• Exercise description:
Output every line below exactly.

• Given records:

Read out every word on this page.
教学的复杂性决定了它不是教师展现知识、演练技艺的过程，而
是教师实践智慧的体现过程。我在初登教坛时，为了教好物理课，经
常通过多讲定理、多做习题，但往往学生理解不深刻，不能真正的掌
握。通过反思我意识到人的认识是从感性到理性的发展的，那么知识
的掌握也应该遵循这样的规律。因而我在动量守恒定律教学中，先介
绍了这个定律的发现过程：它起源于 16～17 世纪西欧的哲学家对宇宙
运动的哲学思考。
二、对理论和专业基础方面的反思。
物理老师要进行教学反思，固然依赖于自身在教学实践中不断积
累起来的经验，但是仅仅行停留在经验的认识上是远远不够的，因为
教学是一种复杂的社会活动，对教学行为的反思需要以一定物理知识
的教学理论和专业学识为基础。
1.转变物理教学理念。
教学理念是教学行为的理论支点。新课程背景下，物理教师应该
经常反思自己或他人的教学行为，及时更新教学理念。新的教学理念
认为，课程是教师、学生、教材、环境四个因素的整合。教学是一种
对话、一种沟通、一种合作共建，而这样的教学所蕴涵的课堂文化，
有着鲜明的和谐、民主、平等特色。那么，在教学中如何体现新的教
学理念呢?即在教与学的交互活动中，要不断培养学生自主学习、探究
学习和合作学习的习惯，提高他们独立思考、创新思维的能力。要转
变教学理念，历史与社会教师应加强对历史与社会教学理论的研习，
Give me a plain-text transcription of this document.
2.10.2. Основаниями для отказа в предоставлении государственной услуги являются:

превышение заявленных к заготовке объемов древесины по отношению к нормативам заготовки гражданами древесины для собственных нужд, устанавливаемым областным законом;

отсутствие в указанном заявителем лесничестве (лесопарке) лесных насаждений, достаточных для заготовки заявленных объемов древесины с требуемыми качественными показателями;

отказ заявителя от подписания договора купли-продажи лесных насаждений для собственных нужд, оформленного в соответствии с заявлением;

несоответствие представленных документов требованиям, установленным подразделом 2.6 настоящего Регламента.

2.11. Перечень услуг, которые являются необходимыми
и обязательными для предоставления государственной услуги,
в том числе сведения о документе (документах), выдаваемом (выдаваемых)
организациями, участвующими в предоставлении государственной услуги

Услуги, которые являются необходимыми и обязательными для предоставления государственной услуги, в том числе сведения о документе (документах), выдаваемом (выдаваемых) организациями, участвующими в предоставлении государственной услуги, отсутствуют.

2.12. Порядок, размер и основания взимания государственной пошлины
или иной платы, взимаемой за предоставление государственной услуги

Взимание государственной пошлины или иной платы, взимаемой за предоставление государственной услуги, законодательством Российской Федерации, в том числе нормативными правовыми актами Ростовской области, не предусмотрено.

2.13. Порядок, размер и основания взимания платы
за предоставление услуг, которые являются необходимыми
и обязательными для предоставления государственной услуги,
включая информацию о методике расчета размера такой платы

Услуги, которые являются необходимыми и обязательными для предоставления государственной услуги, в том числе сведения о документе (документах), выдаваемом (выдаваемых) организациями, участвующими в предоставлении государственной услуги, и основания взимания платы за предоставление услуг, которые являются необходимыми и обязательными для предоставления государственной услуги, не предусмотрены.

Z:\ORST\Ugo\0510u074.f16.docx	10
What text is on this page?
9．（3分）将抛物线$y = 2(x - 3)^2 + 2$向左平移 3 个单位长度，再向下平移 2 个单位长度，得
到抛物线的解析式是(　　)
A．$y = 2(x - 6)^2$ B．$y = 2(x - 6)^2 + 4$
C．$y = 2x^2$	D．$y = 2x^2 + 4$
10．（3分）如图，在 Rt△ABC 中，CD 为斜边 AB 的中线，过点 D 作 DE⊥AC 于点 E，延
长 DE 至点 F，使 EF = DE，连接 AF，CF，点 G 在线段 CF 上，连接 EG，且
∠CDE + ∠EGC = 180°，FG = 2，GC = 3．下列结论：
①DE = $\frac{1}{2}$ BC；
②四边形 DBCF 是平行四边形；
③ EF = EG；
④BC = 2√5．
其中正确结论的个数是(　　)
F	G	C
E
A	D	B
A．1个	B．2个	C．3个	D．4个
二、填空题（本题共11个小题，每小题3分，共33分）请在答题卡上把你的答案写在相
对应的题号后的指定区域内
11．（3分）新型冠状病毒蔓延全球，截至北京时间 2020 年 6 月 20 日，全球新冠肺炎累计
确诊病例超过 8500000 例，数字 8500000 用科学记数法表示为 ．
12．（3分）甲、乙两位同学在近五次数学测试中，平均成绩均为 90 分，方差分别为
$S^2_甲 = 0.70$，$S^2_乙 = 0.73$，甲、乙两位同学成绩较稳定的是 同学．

• Written response:
Read out every word on this page.
教学的复杂性决定了它不是教师展现知识、演练技艺的过程，而
是教师实践智慧的体现过程。我在初登教坛时，为了教好物理课，经
常通过多讲定理、多做习题，但往往学生理解不深刻，不能真正的掌
握。通过反思我意识到人的认识是从感性到理性的发展的，那么知识
的掌握也应该遵循这样的规律。因而我在动量守恒定律教学中，先介
绍了这个定律的发现过程：它起源于 16～17 世纪西欧的哲学家对宇宙
运动的哲学思考。
二、对理论和专业基础方面的反思。
物理老师要进行教学反思，固然依赖于自身在教学实践中不断积
累起来的经验，但是仅仅行停留在经验的认识上是远远不够的，因为
教学是一种复杂的社会活动，对教学行为的反思需要以一定物理知识
的教学理论和专业学识为基础。
1.转变物理教学理念。
教学理念是教学行为的理论支点。新课程背景下，物理教师应该
经常反思自己或他人的教学行为，及时更新教学理念。新的教学理念
认为，课程是教师、学生、教材、环境四个因素的整合。教学是一种
对话、一种沟通、一种合作共建，而这样的教学所蕴涵的课堂文化，
有着鲜明的和谐、民主、平等特色。那么，在教学中如何体现新的教
学理念呢?即在教与学的交互活动中，要不断培养学生自主学习、探究
学习和合作学习的习惯，提高他们独立思考、创新思维的能力。要转
变教学理念，历史与社会教师应加强对历史与社会教学理论的研习，
Give me a plain-text transcription of this document.
2.10.2. Основаниями для отказа в предоставлении государственной услуги являются:

превышение заявленных к заготовке объемов древесины по отношению к нормативам заготовки гражданами древесины для собственных нужд, устанавливаемым областным законом;

отсутствие в указанном заявителем лесничестве (лесопарке) лесных насаждений, достаточных для заготовки заявленных объемов древесины с требуемыми качественными показателями;

отказ заявителя от подписания договора купли-продажи лесных насаждений для собственных нужд, оформленного в соответствии с заявлением;

несоответствие представленных документов требованиям, установленным подразделом 2.6 настоящего Регламента.

2.11. Перечень услуг, которые являются необходимыми
и обязательными для предоставления государственной услуги,
в том числе сведения о документе (документах), выдаваемом (выдаваемых)
организациями, участвующими в предоставлении государственной услуги

Услуги, которые являются необходимыми и обязательными для предоставления государственной услуги, в том числе сведения о документе (документах), выдаваемом (выдаваемых) организациями, участвующими в предоставлении государственной услуги, отсутствуют.

2.12. Порядок, размер и основания взимания государственной пошлины
или иной платы, взимаемой за предоставление государственной услуги

Взимание государственной пошлины или иной платы, взимаемой за предоставление государственной услуги, законодательством Российской Федерации, в том числе нормативными правовыми актами Ростовской области, не предусмотрено.

2.13. Порядок, размер и основания взимания платы
за предоставление услуг, которые являются необходимыми
и обязательными для предоставления государственной услуги,
включая информацию о методике расчета размера такой платы

Услуги, которые являются необходимыми и обязательными для предоставления государственной услуги, в том числе сведения о документе (документах), выдаваемом (выдаваемых) организациями, участвующими в предоставлении государственной услуги, и основания взимания платы за предоставление услуг, которые являются необходимыми и обязательными для предоставления государственной услуги, не предусмотрены.

Z:\ORST\Ugo\0510u074.f16.docx	10
What text is on this page?
9．（3分）将抛物线$y = 2(x - 3)^2 + 2$向左平移 3 个单位长度，再向下平移 2 个单位长度，得
到抛物线的解析式是(　　)
A．$y = 2(x - 6)^2$ B．$y = 2(x - 6)^2 + 4$
C．$y = 2x^2$	D．$y = 2x^2 + 4$
10．（3分）如图，在 Rt△ABC 中，CD 为斜边 AB 的中线，过点 D 作 DE⊥AC 于点 E，延
长 DE 至点 F，使 EF = DE，连接 AF，CF，点 G 在线段 CF 上，连接 EG，且
∠CDE + ∠EGC = 180°，FG = 2，GC = 3．下列结论：
①DE = $\frac{1}{2}$ BC；
②四边形 DBCF 是平行四边形；
③ EF = EG；
④BC = 2√5．
其中正确结论的个数是(　　)
F	G	C
E
A	D	B
A．1个	B．2个	C．3个	D．4个
二、填空题（本题共11个小题，每小题3分，共33分）请在答题卡上把你的答案写在相
对应的题号后的指定区域内
11．（3分）新型冠状病毒蔓延全球，截至北京时间 2020 年 6 月 20 日，全球新冠肺炎累计
确诊病例超过 8500000 例，数字 8500000 用科学记数法表示为 ．
12．（3分）甲、乙两位同学在近五次数学测试中，平均成绩均为 90 分，方差分别为
$S^2_甲 = 0.70$，$S^2_乙 = 0.73$，甲、乙两位同学成绩较稳定的是 同学．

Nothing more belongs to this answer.